**WHAT NEEDS TO BE DONE**
An exact copy of the records is required, minus the pictures they hold.

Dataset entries
◇ ◇ ◇ ◇ ◇
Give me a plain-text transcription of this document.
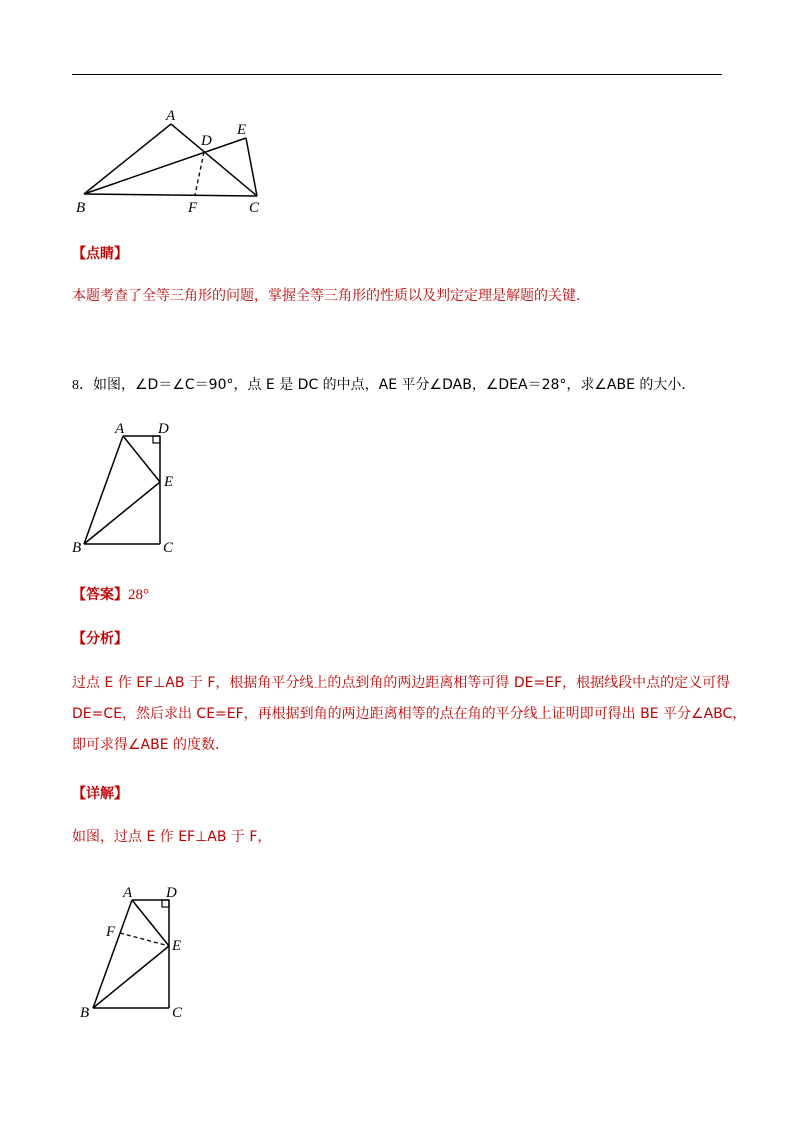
A
D
E
B	F	C
【点睛】
本题考查了全等三角形的问题，掌握全等三角形的性质以及判定定理是解题的关键．
8．如图，∠D＝∠C＝90°，点 E 是 DC 的中点，AE 平分∠DAB，∠DEA＝28°，求∠ABE 的大小．
A D
E
B	C
【答案】28°
【分析】
过点 E 作 EF⊥AB 于 F，根据角平分线上的点到角的两边距离相等可得 DE=EF，根据线段中点的定义可得
DE=CE，然后求出 CE=EF，再根据到角的两边距离相等的点在角的平分线上证明即可得出 BE 平分∠ABC，
即可求得∠ABE 的度数．
【详解】
如图，过点 E 作 EF⊥AB 于 F，
A D
F
E
B	C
◇ ◇ ◇ ◇ ◇
**TASK RESULT**
Give me a plain-text transcription of this document.
A
D
E
B	F	C
【点睛】
本题考查了全等三角形的问题，掌握全等三角形的性质以及判定定理是解题的关键．
8．如图，∠D＝∠C＝90°，点 E 是 DC 的中点，AE 平分∠DAB，∠DEA＝28°，求∠ABE 的大小．
A D
E
B	C
【答案】28°
【分析】
过点 E 作 EF⊥AB 于 F，根据角平分线上的点到角的两边距离相等可得 DE=EF，根据线段中点的定义可得
DE=CE，然后求出 CE=EF，再根据到角的两边距离相等的点在角的平分线上证明即可得出 BE 平分∠ABC，
即可求得∠ABE 的度数．
【详解】
如图，过点 E 作 EF⊥AB 于 F，
A D
F
E
B	C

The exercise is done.